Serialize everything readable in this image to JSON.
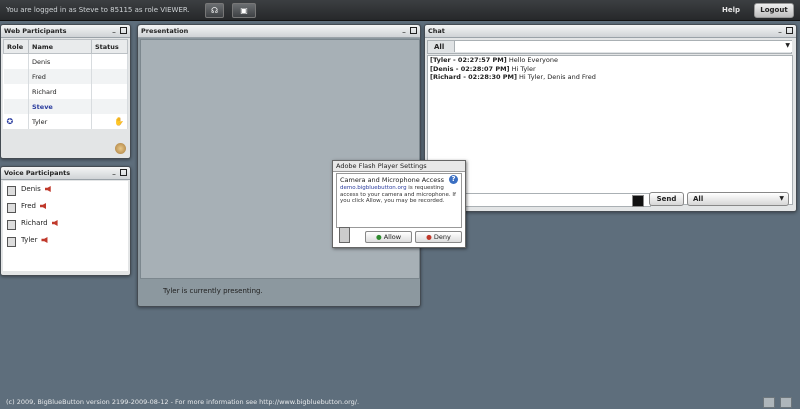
{
  "topbar": {
    "status": "You are logged in as Steve to 85115 as role VIEWER.",
    "help": "Help",
    "logout": "Logout"
  },
  "web_participants": {
    "title": "Web Participants",
    "columns": [
      "Role",
      "Name",
      "Status"
    ],
    "rows": [
      {
        "name": "Denis"
      },
      {
        "name": "Fred"
      },
      {
        "name": "Richard"
      },
      {
        "name": "Steve"
      },
      {
        "name": "Tyler"
      }
    ]
  },
  "voice_participants": {
    "title": "Voice Participants",
    "items": [
      {
        "name": "Denis"
      },
      {
        "name": "Fred"
      },
      {
        "name": "Richard"
      },
      {
        "name": "Tyler"
      }
    ]
  },
  "presentation": {
    "title": "Presentation",
    "status": "Tyler is currently presenting."
  },
  "chat": {
    "title": "Chat",
    "filter": "All",
    "messages": [
      {
        "sender": "[Tyler - 02:27:57 PM]",
        "text": "Hello Everyone"
      },
      {
        "sender": "[Denis - 02:28:07 PM]",
        "text": "Hi Tyler"
      },
      {
        "sender": "[Richard - 02:28:30 PM]",
        "text": "Hi Tyler, Denis and Fred"
      }
    ],
    "send": "Send",
    "recipient": "All"
  },
  "flash_dialog": {
    "title": "Adobe Flash Player Settings",
    "heading": "Camera and Microphone Access",
    "link": "demo.bigbluebutton.org",
    "body1": " is requesting access to your camera and microphone. If you click Allow, you may be recorded.",
    "allow": "Allow",
    "deny": "Deny"
  },
  "footer": {
    "text": "(c) 2009, BigBlueButton version 2199-2009-08-12 - For more information see http://www.bigbluebutton.org/."
  }
}
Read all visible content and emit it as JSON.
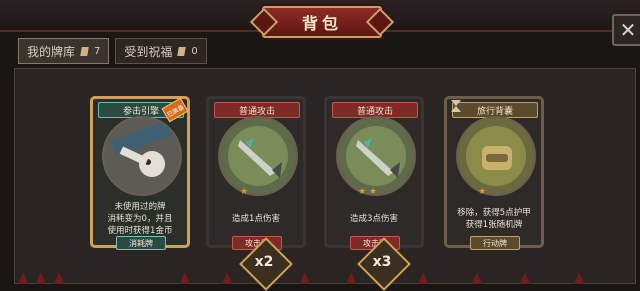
{
  "window": {
    "title": "背包",
    "close_label": "✕"
  },
  "tabs": [
    {
      "label": "我的牌库",
      "count": "7"
    },
    {
      "label": "受到祝福",
      "count": "0"
    }
  ],
  "cards": [
    {
      "name": "参击引擎",
      "tag": "已装备",
      "description": "未使用过的牌\n消耗变为0，并且\n使用时获得1金币",
      "type_label": "消耗牌",
      "stars_on": 0,
      "stars_total": 0,
      "multiplier": ""
    },
    {
      "name": "普通攻击",
      "tag": "",
      "description": "造成1点伤害",
      "type_label": "攻击牌",
      "stars_on": 1,
      "stars_total": 3,
      "multiplier": "x2"
    },
    {
      "name": "普通攻击",
      "tag": "",
      "description": "造成3点伤害",
      "type_label": "攻击牌",
      "stars_on": 2,
      "stars_total": 3,
      "multiplier": "x3"
    },
    {
      "name": "旅行背囊",
      "tag": "",
      "description": "移除，获得5点护甲\n获得1张随机牌",
      "type_label": "行动牌",
      "stars_on": 1,
      "stars_total": 3,
      "multiplier": ""
    }
  ],
  "colors": {
    "title_red": "#8e2b22",
    "panel_bg": "#2a2522",
    "card_green_header": "#2b4a43",
    "card_red_header": "#7e2b27",
    "card_gold_header": "#5b4a2c",
    "badge_border": "#d0a24e"
  }
}
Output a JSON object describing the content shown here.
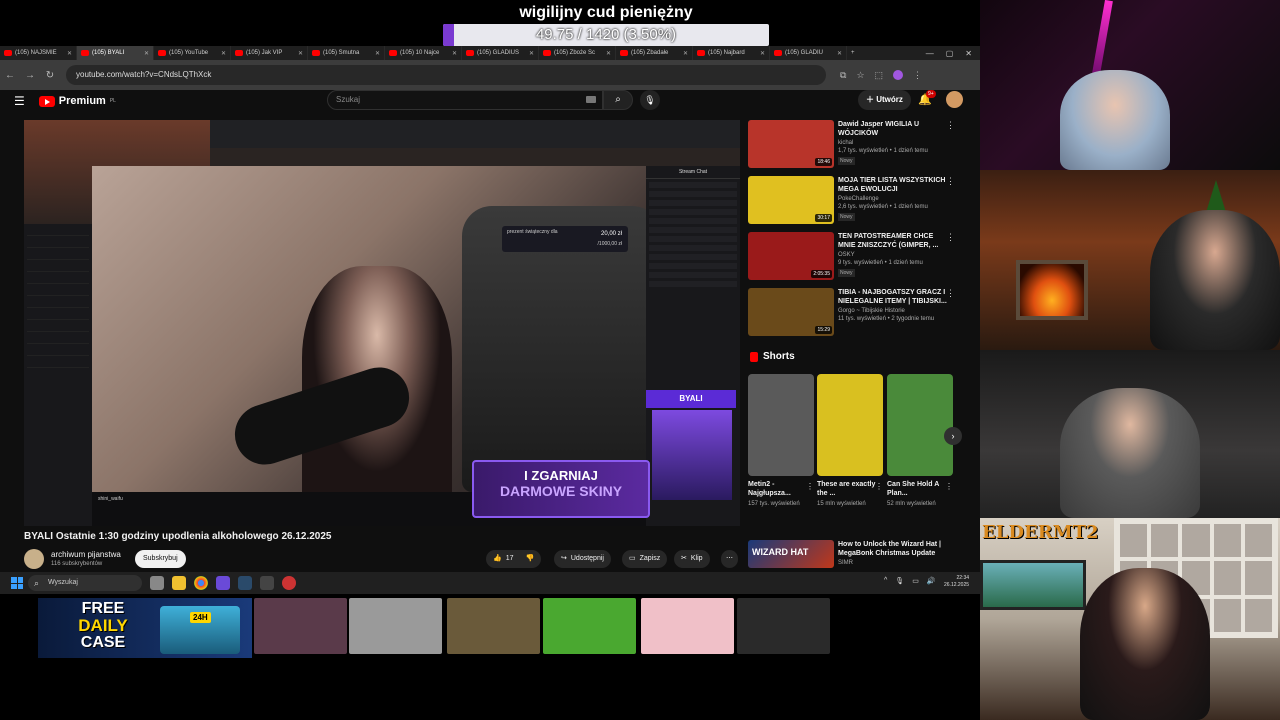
{
  "goal": {
    "title": "wigilijny cud pieniężny",
    "current": 49.75,
    "target": 1420,
    "progress_fraction": 0.035,
    "progress_text": "49.75 / 1420 (3.50%)",
    "fill_color": "#7a3ad1"
  },
  "browser": {
    "tabs": [
      {
        "label": "(105) NAJSMIE",
        "active": false
      },
      {
        "label": "(105) BYALI",
        "active": true
      },
      {
        "label": "(105) YouTube",
        "active": false
      },
      {
        "label": "(105) Jak VIP",
        "active": false
      },
      {
        "label": "(105) Smutna",
        "active": false
      },
      {
        "label": "(105) 10 Najce",
        "active": false
      },
      {
        "label": "(105) GLADIUS",
        "active": false
      },
      {
        "label": "(105) Zboże Sc",
        "active": false
      },
      {
        "label": "(105) Zbadałe",
        "active": false
      },
      {
        "label": "(105) Najbard",
        "active": false
      },
      {
        "label": "(105) GLADIU",
        "active": false
      }
    ],
    "new_tab": "+",
    "url": "youtube.com/watch?v=CNdsLQThXck"
  },
  "youtube": {
    "logo": "Premium",
    "logo_region": "PL",
    "search_placeholder": "Szukaj",
    "create_label": "Utwórz",
    "notif_count": "9+",
    "video": {
      "title": "BYALI Ostatnie 1:30 godziny upodlenia alkoholowego 26.12.2025",
      "channel": "archiwum pijanstwa",
      "subscribers": "116 subskrybentów",
      "subscribe_label": "Subskrybuj",
      "likes": "17",
      "share_label": "Udostępnij",
      "save_label": "Zapisz",
      "clip_label": "Klip",
      "inner": {
        "present_label": "prezent świąteczny dla",
        "present_amount": "20,00 zł",
        "present_sub": "/1000,00 zł",
        "chat_header": "Stream Chat",
        "byali_badge": "BYALI",
        "banner_line1": "I ZGARNIAJ",
        "banner_line2": "DARMOWE SKINY",
        "streamer_name": "shini_waifu"
      }
    },
    "recommendations": [
      {
        "title": "Dawid Jasper WIGILIA U WÓJCIKÓW",
        "channel": "kichal",
        "meta": "1,7 tys. wyświetleń • 1 dzień temu",
        "badge": "Nowy",
        "duration": "18:46",
        "thumb": "#b8342a"
      },
      {
        "title": "MOJA TIER LISTA WSZYSTKICH MEGA EWOLUCJI",
        "channel": "PokeChallenge",
        "meta": "2,6 tys. wyświetleń • 1 dzień temu",
        "badge": "Nowy",
        "duration": "30:17",
        "thumb": "#e0c020"
      },
      {
        "title": "TEN PATOSTREAMER CHCE MNIE ZNISZCZYĆ (GIMPER, ...",
        "channel": "OSKY",
        "meta": "9 tys. wyświetleń • 1 dzień temu",
        "badge": "Nowy",
        "duration": "2:05:35",
        "thumb": "#9a1a1a"
      },
      {
        "title": "TIBIA - NAJBOGATSZY GRACZ I NIELEGALNE ITEMY | TIBIJSKI...",
        "channel": "Gorgo ~ Tibijskie Historie",
        "meta": "11 tys. wyświetleń • 2 tygodnie temu",
        "badge": "",
        "duration": "15:29",
        "thumb": "#6a4a1a"
      }
    ],
    "shorts_label": "Shorts",
    "shorts": [
      {
        "title": "Metin2 - Najgłupsza...",
        "views": "157 tys. wyświetleń",
        "thumb": "#5a5a5a"
      },
      {
        "title": "These are exactly the ...",
        "views": "15 mln wyświetleń",
        "thumb": "#d9c020"
      },
      {
        "title": "Can She Hold A Plan...",
        "views": "52 mln wyświetleń",
        "thumb": "#4a8a3a"
      }
    ],
    "next_rec": {
      "title": "How to Unlock the Wizard Hat | MegaBonk Christmas Update",
      "channel": "SIMR",
      "thumb_text": "WIZARD HAT"
    }
  },
  "taskbar": {
    "search_label": "Wyszukaj",
    "time": "22:34",
    "date": "26.12.2025"
  },
  "promo": {
    "line1": "FREE",
    "line2": "DAILY",
    "line3": "CASE",
    "badge": "24H"
  },
  "emotes": [
    "#5a3a4a",
    "#9a9a9a",
    "#6a5a3a",
    "#4aa830",
    "#f0c0c8",
    "#2a2a2a"
  ],
  "overlay": {
    "elder_logo": "ELDERMT2"
  }
}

Exercise details —
Only the number is wanted: how many lines in the preceding entries hold the string "Steve"?

Solution —
2